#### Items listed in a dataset
## Begin

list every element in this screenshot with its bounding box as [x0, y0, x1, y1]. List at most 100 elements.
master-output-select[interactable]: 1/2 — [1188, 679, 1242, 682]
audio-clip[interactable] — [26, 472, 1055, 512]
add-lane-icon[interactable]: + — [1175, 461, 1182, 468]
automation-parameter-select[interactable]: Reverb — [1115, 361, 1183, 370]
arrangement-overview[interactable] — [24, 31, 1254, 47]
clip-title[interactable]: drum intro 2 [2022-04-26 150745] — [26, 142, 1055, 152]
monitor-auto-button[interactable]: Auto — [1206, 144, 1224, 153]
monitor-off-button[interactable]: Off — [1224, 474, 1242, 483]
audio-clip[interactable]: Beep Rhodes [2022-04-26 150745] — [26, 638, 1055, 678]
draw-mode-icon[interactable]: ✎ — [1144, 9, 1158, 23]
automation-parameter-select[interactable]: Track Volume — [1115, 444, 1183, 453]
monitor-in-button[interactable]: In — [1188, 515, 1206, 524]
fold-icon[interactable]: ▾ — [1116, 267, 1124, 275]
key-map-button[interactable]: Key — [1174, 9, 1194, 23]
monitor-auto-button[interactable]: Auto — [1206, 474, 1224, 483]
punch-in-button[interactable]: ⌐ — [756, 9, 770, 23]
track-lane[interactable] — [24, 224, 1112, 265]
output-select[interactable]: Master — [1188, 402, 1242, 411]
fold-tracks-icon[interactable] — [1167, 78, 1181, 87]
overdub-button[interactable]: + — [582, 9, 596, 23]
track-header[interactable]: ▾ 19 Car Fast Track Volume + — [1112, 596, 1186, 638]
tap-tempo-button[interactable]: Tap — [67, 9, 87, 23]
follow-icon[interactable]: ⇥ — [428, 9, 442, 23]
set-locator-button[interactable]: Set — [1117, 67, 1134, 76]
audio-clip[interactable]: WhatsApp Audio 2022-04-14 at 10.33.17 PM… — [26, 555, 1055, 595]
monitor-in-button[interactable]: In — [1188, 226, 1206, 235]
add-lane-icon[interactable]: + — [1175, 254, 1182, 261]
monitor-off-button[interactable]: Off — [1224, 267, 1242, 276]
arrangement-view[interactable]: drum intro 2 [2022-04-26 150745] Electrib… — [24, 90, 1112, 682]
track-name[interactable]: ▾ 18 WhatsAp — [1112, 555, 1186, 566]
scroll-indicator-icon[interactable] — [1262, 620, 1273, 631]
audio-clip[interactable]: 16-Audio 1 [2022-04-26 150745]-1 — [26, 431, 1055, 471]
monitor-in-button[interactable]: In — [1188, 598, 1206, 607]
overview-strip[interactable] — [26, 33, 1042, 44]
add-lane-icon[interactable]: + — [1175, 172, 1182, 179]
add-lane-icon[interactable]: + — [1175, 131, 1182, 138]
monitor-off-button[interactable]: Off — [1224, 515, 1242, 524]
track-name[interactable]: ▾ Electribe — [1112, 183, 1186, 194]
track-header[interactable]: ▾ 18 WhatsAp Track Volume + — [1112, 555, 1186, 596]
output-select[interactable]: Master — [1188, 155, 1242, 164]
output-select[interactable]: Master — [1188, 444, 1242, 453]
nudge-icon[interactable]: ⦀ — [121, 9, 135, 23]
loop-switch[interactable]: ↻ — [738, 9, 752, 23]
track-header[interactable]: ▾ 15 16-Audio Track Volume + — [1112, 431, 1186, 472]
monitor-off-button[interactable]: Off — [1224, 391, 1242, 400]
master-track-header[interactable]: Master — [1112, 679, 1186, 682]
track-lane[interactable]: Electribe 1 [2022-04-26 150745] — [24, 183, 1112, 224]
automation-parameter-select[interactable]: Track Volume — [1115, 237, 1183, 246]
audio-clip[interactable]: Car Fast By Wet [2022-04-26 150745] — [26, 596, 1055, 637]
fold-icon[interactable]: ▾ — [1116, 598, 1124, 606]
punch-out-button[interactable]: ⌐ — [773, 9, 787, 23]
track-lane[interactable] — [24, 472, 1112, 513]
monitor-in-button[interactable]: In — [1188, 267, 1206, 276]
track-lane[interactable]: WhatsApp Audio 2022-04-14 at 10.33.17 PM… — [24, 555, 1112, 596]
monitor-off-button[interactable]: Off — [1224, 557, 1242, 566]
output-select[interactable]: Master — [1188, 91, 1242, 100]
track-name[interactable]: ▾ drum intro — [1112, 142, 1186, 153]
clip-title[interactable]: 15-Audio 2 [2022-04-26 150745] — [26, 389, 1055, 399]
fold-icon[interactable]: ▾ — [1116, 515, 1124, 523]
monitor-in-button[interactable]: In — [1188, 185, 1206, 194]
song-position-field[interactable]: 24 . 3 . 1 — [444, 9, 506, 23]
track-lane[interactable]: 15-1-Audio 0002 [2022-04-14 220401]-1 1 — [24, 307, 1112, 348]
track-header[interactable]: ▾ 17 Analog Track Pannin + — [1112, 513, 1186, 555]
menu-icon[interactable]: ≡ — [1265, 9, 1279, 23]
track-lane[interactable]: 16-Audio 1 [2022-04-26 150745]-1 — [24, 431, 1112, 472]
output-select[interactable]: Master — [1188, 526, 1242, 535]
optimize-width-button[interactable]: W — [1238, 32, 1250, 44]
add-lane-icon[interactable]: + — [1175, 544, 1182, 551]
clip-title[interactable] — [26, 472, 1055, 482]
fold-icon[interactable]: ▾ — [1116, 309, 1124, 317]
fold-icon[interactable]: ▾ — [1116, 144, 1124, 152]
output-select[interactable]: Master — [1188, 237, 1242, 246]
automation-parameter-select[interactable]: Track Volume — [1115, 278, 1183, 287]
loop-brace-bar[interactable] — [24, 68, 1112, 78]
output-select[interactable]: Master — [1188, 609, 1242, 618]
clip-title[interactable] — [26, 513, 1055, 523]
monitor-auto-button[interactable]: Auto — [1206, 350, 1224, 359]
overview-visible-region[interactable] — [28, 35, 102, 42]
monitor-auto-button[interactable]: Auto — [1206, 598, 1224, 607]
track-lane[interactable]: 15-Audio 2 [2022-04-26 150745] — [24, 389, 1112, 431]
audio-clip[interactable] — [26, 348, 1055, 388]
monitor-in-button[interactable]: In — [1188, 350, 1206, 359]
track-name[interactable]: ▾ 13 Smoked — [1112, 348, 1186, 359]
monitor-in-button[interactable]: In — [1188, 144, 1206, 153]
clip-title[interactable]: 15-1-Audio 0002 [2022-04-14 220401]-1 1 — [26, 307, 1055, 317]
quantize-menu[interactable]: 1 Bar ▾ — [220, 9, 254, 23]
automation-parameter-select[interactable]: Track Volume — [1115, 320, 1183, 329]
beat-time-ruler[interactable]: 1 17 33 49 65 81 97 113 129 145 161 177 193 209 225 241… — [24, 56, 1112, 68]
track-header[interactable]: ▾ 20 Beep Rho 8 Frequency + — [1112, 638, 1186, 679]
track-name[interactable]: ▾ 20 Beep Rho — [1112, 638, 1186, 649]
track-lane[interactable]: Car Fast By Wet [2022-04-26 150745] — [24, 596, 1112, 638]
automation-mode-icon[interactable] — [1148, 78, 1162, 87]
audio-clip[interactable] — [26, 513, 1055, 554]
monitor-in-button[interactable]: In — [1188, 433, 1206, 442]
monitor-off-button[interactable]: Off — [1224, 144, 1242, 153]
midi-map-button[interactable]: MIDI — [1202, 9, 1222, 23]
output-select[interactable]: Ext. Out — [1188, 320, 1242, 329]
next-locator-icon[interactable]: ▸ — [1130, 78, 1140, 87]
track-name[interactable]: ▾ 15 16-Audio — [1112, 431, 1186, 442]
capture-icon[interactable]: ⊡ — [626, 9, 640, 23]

## End
## Begin

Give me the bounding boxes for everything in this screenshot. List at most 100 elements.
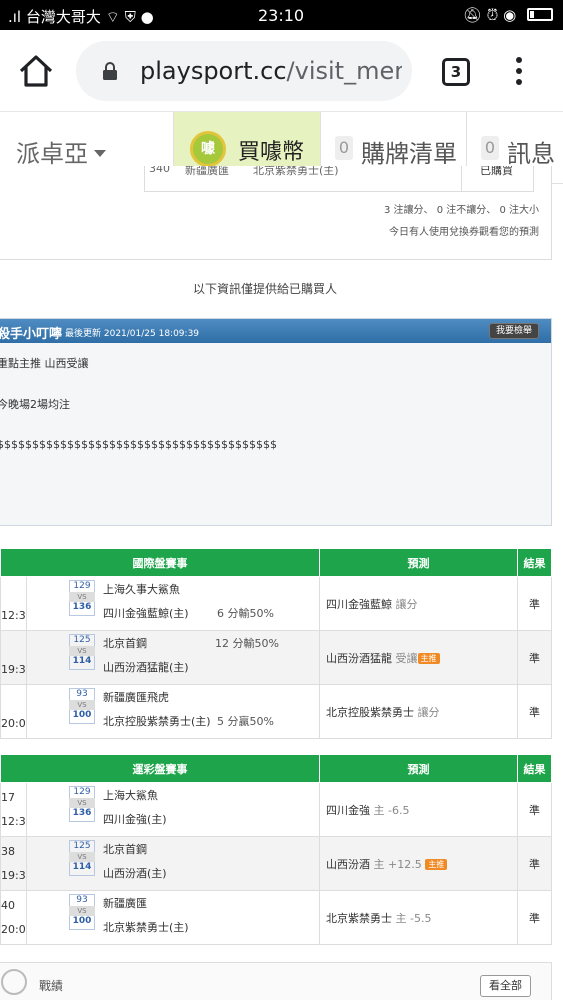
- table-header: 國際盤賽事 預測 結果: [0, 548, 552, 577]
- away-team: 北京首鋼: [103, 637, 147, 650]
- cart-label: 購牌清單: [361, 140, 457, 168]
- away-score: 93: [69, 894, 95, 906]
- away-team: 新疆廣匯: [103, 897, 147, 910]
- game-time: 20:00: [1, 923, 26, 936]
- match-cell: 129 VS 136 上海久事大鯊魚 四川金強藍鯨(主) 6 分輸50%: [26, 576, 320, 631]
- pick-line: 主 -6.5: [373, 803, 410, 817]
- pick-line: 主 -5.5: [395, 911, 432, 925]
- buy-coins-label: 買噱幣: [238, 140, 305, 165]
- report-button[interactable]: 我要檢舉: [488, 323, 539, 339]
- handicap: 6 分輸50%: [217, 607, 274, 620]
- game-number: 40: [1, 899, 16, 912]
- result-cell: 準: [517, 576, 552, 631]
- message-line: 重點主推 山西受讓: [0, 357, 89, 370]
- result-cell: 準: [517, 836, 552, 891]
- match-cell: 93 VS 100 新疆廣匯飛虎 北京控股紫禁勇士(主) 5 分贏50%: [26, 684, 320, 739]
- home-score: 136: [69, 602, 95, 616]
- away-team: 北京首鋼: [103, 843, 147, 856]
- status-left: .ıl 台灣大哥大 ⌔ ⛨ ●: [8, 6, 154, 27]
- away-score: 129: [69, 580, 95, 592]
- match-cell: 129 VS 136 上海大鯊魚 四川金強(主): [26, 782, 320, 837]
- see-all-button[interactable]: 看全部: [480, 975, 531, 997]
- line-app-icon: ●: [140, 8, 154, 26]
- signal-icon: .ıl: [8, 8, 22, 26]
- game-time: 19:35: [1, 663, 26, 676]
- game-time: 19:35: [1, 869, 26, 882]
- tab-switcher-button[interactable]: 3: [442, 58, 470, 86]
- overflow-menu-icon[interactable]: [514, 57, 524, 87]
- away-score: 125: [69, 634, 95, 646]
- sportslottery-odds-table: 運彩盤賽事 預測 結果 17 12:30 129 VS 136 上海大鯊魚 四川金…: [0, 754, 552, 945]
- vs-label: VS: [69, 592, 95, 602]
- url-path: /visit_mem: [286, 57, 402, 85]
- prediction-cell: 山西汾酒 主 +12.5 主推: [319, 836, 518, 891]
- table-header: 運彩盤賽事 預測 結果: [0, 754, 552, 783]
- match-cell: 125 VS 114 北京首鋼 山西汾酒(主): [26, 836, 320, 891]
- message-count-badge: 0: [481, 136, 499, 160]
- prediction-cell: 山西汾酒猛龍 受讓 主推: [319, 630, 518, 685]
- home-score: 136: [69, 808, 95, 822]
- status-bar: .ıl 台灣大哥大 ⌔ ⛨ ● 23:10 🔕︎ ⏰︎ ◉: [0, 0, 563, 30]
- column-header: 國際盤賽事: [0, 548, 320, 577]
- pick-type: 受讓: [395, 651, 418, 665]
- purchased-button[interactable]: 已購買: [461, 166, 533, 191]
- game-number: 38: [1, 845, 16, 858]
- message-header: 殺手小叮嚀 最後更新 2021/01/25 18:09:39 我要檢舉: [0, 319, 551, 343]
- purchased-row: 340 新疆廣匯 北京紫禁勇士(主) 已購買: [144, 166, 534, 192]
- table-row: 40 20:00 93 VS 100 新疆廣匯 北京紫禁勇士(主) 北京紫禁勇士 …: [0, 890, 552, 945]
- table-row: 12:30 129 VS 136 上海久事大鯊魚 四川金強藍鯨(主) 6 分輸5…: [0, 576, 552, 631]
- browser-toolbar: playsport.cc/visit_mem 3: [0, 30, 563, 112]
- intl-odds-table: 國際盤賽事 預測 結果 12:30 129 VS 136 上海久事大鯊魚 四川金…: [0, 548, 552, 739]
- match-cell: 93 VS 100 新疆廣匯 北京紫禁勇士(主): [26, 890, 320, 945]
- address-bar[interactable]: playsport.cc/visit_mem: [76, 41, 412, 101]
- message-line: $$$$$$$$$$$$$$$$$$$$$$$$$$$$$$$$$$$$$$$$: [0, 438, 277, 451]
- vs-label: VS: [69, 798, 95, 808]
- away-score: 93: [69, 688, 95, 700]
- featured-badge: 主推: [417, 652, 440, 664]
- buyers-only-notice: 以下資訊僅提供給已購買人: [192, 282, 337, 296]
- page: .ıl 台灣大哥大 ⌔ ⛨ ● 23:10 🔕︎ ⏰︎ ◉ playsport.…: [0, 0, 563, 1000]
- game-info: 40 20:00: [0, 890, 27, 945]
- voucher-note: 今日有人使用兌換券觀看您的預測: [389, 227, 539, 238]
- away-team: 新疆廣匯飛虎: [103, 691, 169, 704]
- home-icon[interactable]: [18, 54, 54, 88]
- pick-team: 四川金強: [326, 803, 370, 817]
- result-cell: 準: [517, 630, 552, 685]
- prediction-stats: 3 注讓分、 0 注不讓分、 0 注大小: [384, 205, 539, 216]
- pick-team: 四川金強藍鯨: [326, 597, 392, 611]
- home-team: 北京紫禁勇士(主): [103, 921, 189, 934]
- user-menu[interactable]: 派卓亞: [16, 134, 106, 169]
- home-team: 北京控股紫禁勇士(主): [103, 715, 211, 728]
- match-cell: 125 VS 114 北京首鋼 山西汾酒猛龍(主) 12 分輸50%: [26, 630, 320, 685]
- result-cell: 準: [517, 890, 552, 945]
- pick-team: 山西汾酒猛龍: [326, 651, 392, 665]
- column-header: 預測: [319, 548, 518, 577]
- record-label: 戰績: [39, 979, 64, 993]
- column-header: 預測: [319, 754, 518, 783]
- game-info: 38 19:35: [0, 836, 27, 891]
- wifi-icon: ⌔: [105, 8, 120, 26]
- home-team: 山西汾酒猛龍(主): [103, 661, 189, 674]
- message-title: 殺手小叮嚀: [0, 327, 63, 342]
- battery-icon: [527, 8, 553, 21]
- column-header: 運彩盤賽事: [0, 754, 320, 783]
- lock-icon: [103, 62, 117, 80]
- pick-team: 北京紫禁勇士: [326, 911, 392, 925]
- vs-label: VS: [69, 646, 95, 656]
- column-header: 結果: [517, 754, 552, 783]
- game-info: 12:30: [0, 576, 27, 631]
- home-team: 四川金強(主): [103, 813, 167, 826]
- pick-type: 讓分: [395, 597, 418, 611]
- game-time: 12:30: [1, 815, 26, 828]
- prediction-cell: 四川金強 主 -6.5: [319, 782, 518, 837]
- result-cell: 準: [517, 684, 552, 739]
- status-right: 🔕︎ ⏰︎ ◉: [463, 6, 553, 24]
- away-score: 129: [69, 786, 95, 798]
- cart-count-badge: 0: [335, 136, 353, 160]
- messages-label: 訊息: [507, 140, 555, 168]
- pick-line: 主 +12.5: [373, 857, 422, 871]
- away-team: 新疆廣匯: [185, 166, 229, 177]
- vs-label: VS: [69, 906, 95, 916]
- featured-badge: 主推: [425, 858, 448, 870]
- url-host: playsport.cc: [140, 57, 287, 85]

## End

Repeat the lines above verbatim, starting with the line that contains "list every element" and going on through the line that contains "add-lane-icon[interactable]: + — [1175, 172, 1182, 179]".

#### Reply
list every element in this screenshot with its bounding box as [x0, y0, x1, y1]. List at most 100 elements.
master-output-select[interactable]: 1/2 — [1188, 679, 1242, 682]
audio-clip[interactable] — [26, 472, 1055, 512]
add-lane-icon[interactable]: + — [1175, 461, 1182, 468]
automation-parameter-select[interactable]: Reverb — [1115, 361, 1183, 370]
arrangement-overview[interactable] — [24, 31, 1254, 47]
clip-title[interactable]: drum intro 2 [2022-04-26 150745] — [26, 142, 1055, 152]
monitor-auto-button[interactable]: Auto — [1206, 144, 1224, 153]
monitor-off-button[interactable]: Off — [1224, 474, 1242, 483]
audio-clip[interactable]: Beep Rhodes [2022-04-26 150745] — [26, 638, 1055, 678]
draw-mode-icon[interactable]: ✎ — [1144, 9, 1158, 23]
automation-parameter-select[interactable]: Track Volume — [1115, 444, 1183, 453]
monitor-in-button[interactable]: In — [1188, 515, 1206, 524]
fold-icon[interactable]: ▾ — [1116, 267, 1124, 275]
key-map-button[interactable]: Key — [1174, 9, 1194, 23]
monitor-auto-button[interactable]: Auto — [1206, 474, 1224, 483]
punch-in-button[interactable]: ⌐ — [756, 9, 770, 23]
track-lane[interactable] — [24, 224, 1112, 265]
output-select[interactable]: Master — [1188, 402, 1242, 411]
fold-tracks-icon[interactable] — [1167, 78, 1181, 87]
overdub-button[interactable]: + — [582, 9, 596, 23]
track-header[interactable]: ▾ 19 Car Fast Track Volume + — [1112, 596, 1186, 638]
tap-tempo-button[interactable]: Tap — [67, 9, 87, 23]
follow-icon[interactable]: ⇥ — [428, 9, 442, 23]
set-locator-button[interactable]: Set — [1117, 67, 1134, 76]
audio-clip[interactable]: WhatsApp Audio 2022-04-14 at 10.33.17 PM… — [26, 555, 1055, 595]
monitor-in-button[interactable]: In — [1188, 226, 1206, 235]
add-lane-icon[interactable]: + — [1175, 254, 1182, 261]
monitor-off-button[interactable]: Off — [1224, 267, 1242, 276]
arrangement-view[interactable]: drum intro 2 [2022-04-26 150745] Electrib… — [24, 90, 1112, 682]
track-name[interactable]: ▾ 18 WhatsAp — [1112, 555, 1186, 566]
scroll-indicator-icon[interactable] — [1262, 620, 1273, 631]
audio-clip[interactable]: 16-Audio 1 [2022-04-26 150745]-1 — [26, 431, 1055, 471]
monitor-in-button[interactable]: In — [1188, 598, 1206, 607]
overview-strip[interactable] — [26, 33, 1042, 44]
add-lane-icon[interactable]: + — [1175, 172, 1182, 179]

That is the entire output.